--- START ---

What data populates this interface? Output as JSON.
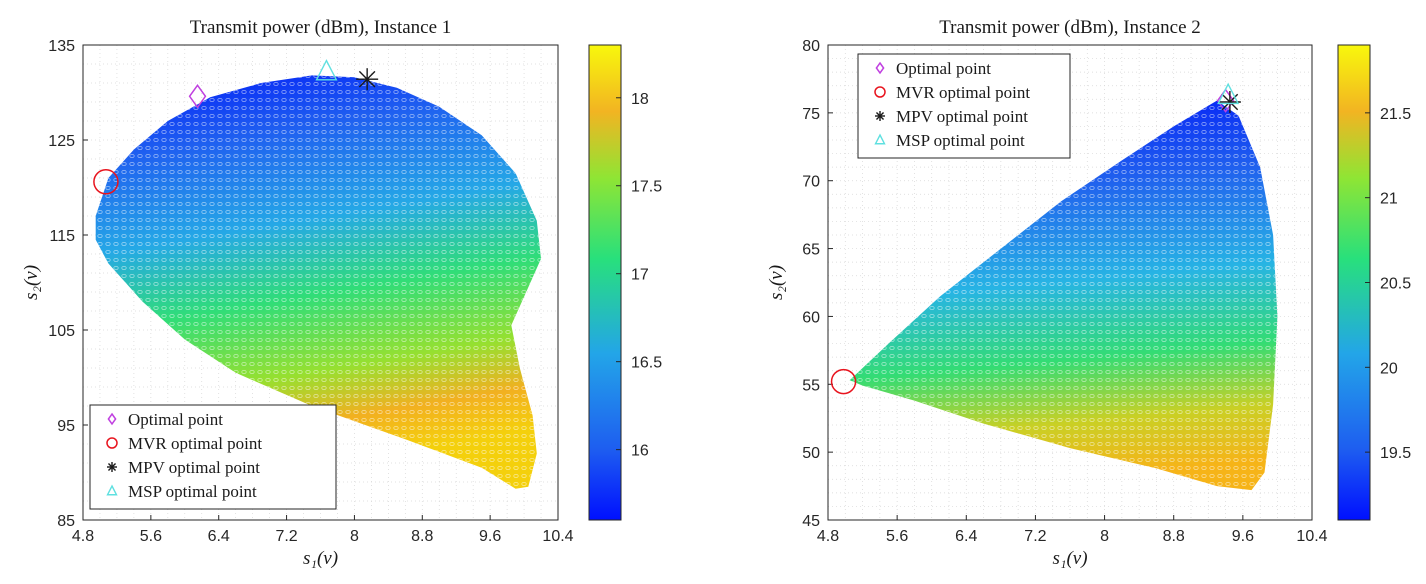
{
  "chart_data": [
    {
      "type": "scatter",
      "title": "Transmit power (dBm), Instance 1",
      "xlabel": "s₁(v)",
      "ylabel": "s₂(v)",
      "xlim": [
        4.8,
        10.4
      ],
      "ylim": [
        85,
        135
      ],
      "xticks": [
        "4.8",
        "5.6",
        "6.4",
        "7.2",
        "8",
        "8.8",
        "9.6",
        "10.4"
      ],
      "yticks": [
        "85",
        "95",
        "105",
        "115",
        "125",
        "135"
      ],
      "colorbar": {
        "min": 15.6,
        "max": 18.3,
        "ticks": [
          "16",
          "16.5",
          "17",
          "17.5",
          "18"
        ]
      },
      "region_outline": [
        [
          4.95,
          117
        ],
        [
          5.1,
          121
        ],
        [
          5.4,
          124
        ],
        [
          5.8,
          127
        ],
        [
          6.3,
          129.5
        ],
        [
          6.9,
          131
        ],
        [
          7.5,
          131.8
        ],
        [
          8.0,
          131.6
        ],
        [
          8.5,
          130.5
        ],
        [
          9.0,
          128.5
        ],
        [
          9.5,
          125.5
        ],
        [
          9.9,
          121.5
        ],
        [
          10.15,
          116.5
        ],
        [
          10.2,
          112.5
        ],
        [
          10.0,
          108.5
        ],
        [
          9.85,
          105.5
        ],
        [
          9.95,
          101
        ],
        [
          10.1,
          96
        ],
        [
          10.15,
          92
        ],
        [
          10.05,
          88.5
        ],
        [
          9.9,
          88.3
        ],
        [
          9.5,
          90.5
        ],
        [
          8.6,
          93.5
        ],
        [
          7.5,
          97
        ],
        [
          6.6,
          100.5
        ],
        [
          6.0,
          104
        ],
        [
          5.5,
          108
        ],
        [
          5.1,
          112
        ],
        [
          4.95,
          114.5
        ]
      ],
      "legend": {
        "position": "bottom-left",
        "entries": [
          "Optimal point",
          "MVR optimal point",
          "MPV optimal point",
          "MSP optimal point"
        ]
      },
      "markers": [
        {
          "name": "Optimal point",
          "symbol": "diamond",
          "color": "#c040e0",
          "x": 6.15,
          "y": 129.6
        },
        {
          "name": "MVR optimal point",
          "symbol": "circle",
          "color": "#e8141e",
          "x": 5.07,
          "y": 120.6
        },
        {
          "name": "MPV optimal point",
          "symbol": "star",
          "color": "#1a1a1a",
          "x": 8.15,
          "y": 131.4
        },
        {
          "name": "MSP optimal point",
          "symbol": "triangle",
          "color": "#5fe0e0",
          "x": 7.67,
          "y": 132.2
        }
      ]
    },
    {
      "type": "scatter",
      "title": "Transmit power (dBm), Instance 2",
      "xlabel": "s₁(v)",
      "ylabel": "s₂(v)",
      "xlim": [
        4.8,
        10.4
      ],
      "ylim": [
        45,
        80
      ],
      "xticks": [
        "4.8",
        "5.6",
        "6.4",
        "7.2",
        "8",
        "8.8",
        "9.6",
        "10.4"
      ],
      "yticks": [
        "45",
        "50",
        "55",
        "60",
        "65",
        "70",
        "75",
        "80"
      ],
      "colorbar": {
        "min": 19.1,
        "max": 21.9,
        "ticks": [
          "19.5",
          "20",
          "20.5",
          "21",
          "21.5"
        ]
      },
      "region_outline": [
        [
          5.05,
          55.3
        ],
        [
          5.5,
          58
        ],
        [
          6.1,
          61.5
        ],
        [
          6.8,
          65
        ],
        [
          7.5,
          68.5
        ],
        [
          8.2,
          71.5
        ],
        [
          8.8,
          74
        ],
        [
          9.3,
          75.9
        ],
        [
          9.55,
          74.8
        ],
        [
          9.8,
          71
        ],
        [
          9.95,
          66
        ],
        [
          10.0,
          60
        ],
        [
          9.95,
          53.5
        ],
        [
          9.85,
          48.5
        ],
        [
          9.7,
          47.2
        ],
        [
          9.3,
          47.5
        ],
        [
          8.6,
          48.8
        ],
        [
          7.6,
          50.3
        ],
        [
          6.6,
          52.1
        ],
        [
          5.8,
          53.8
        ],
        [
          5.2,
          54.9
        ]
      ],
      "legend": {
        "position": "top-left",
        "entries": [
          "Optimal point",
          "MVR optimal point",
          "MPV optimal point",
          "MSP optimal point"
        ]
      },
      "markers": [
        {
          "name": "Optimal point",
          "symbol": "diamond",
          "color": "#c040e0",
          "x": 9.4,
          "y": 75.9
        },
        {
          "name": "MVR optimal point",
          "symbol": "circle",
          "color": "#e8141e",
          "x": 4.98,
          "y": 55.2
        },
        {
          "name": "MPV optimal point",
          "symbol": "star",
          "color": "#1a1a1a",
          "x": 9.45,
          "y": 75.8
        },
        {
          "name": "MSP optimal point",
          "symbol": "triangle",
          "color": "#5fe0e0",
          "x": 9.43,
          "y": 76.3
        }
      ]
    }
  ]
}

--- END ---

▶ Description of the task
Every record is to be reproduced exactly, with no pictures included.

▶ Output of the exercise
What data populates this interface? Output as JSON.
{
  "chart_data": [
    {
      "type": "scatter",
      "title": "Transmit power (dBm), Instance 1",
      "xlabel": "s₁(v)",
      "ylabel": "s₂(v)",
      "xlim": [
        4.8,
        10.4
      ],
      "ylim": [
        85,
        135
      ],
      "xticks": [
        "4.8",
        "5.6",
        "6.4",
        "7.2",
        "8",
        "8.8",
        "9.6",
        "10.4"
      ],
      "yticks": [
        "85",
        "95",
        "105",
        "115",
        "125",
        "135"
      ],
      "colorbar": {
        "min": 15.6,
        "max": 18.3,
        "ticks": [
          "16",
          "16.5",
          "17",
          "17.5",
          "18"
        ]
      },
      "region_outline": [
        [
          4.95,
          117
        ],
        [
          5.1,
          121
        ],
        [
          5.4,
          124
        ],
        [
          5.8,
          127
        ],
        [
          6.3,
          129.5
        ],
        [
          6.9,
          131
        ],
        [
          7.5,
          131.8
        ],
        [
          8.0,
          131.6
        ],
        [
          8.5,
          130.5
        ],
        [
          9.0,
          128.5
        ],
        [
          9.5,
          125.5
        ],
        [
          9.9,
          121.5
        ],
        [
          10.15,
          116.5
        ],
        [
          10.2,
          112.5
        ],
        [
          10.0,
          108.5
        ],
        [
          9.85,
          105.5
        ],
        [
          9.95,
          101
        ],
        [
          10.1,
          96
        ],
        [
          10.15,
          92
        ],
        [
          10.05,
          88.5
        ],
        [
          9.9,
          88.3
        ],
        [
          9.5,
          90.5
        ],
        [
          8.6,
          93.5
        ],
        [
          7.5,
          97
        ],
        [
          6.6,
          100.5
        ],
        [
          6.0,
          104
        ],
        [
          5.5,
          108
        ],
        [
          5.1,
          112
        ],
        [
          4.95,
          114.5
        ]
      ],
      "legend": {
        "position": "bottom-left",
        "entries": [
          "Optimal point",
          "MVR optimal point",
          "MPV optimal point",
          "MSP optimal point"
        ]
      },
      "markers": [
        {
          "name": "Optimal point",
          "symbol": "diamond",
          "color": "#c040e0",
          "x": 6.15,
          "y": 129.6
        },
        {
          "name": "MVR optimal point",
          "symbol": "circle",
          "color": "#e8141e",
          "x": 5.07,
          "y": 120.6
        },
        {
          "name": "MPV optimal point",
          "symbol": "star",
          "color": "#1a1a1a",
          "x": 8.15,
          "y": 131.4
        },
        {
          "name": "MSP optimal point",
          "symbol": "triangle",
          "color": "#5fe0e0",
          "x": 7.67,
          "y": 132.2
        }
      ]
    },
    {
      "type": "scatter",
      "title": "Transmit power (dBm), Instance 2",
      "xlabel": "s₁(v)",
      "ylabel": "s₂(v)",
      "xlim": [
        4.8,
        10.4
      ],
      "ylim": [
        45,
        80
      ],
      "xticks": [
        "4.8",
        "5.6",
        "6.4",
        "7.2",
        "8",
        "8.8",
        "9.6",
        "10.4"
      ],
      "yticks": [
        "45",
        "50",
        "55",
        "60",
        "65",
        "70",
        "75",
        "80"
      ],
      "colorbar": {
        "min": 19.1,
        "max": 21.9,
        "ticks": [
          "19.5",
          "20",
          "20.5",
          "21",
          "21.5"
        ]
      },
      "region_outline": [
        [
          5.05,
          55.3
        ],
        [
          5.5,
          58
        ],
        [
          6.1,
          61.5
        ],
        [
          6.8,
          65
        ],
        [
          7.5,
          68.5
        ],
        [
          8.2,
          71.5
        ],
        [
          8.8,
          74
        ],
        [
          9.3,
          75.9
        ],
        [
          9.55,
          74.8
        ],
        [
          9.8,
          71
        ],
        [
          9.95,
          66
        ],
        [
          10.0,
          60
        ],
        [
          9.95,
          53.5
        ],
        [
          9.85,
          48.5
        ],
        [
          9.7,
          47.2
        ],
        [
          9.3,
          47.5
        ],
        [
          8.6,
          48.8
        ],
        [
          7.6,
          50.3
        ],
        [
          6.6,
          52.1
        ],
        [
          5.8,
          53.8
        ],
        [
          5.2,
          54.9
        ]
      ],
      "legend": {
        "position": "top-left",
        "entries": [
          "Optimal point",
          "MVR optimal point",
          "MPV optimal point",
          "MSP optimal point"
        ]
      },
      "markers": [
        {
          "name": "Optimal point",
          "symbol": "diamond",
          "color": "#c040e0",
          "x": 9.4,
          "y": 75.9
        },
        {
          "name": "MVR optimal point",
          "symbol": "circle",
          "color": "#e8141e",
          "x": 4.98,
          "y": 55.2
        },
        {
          "name": "MPV optimal point",
          "symbol": "star",
          "color": "#1a1a1a",
          "x": 9.45,
          "y": 75.8
        },
        {
          "name": "MSP optimal point",
          "symbol": "triangle",
          "color": "#5fe0e0",
          "x": 9.43,
          "y": 76.3
        }
      ]
    }
  ]
}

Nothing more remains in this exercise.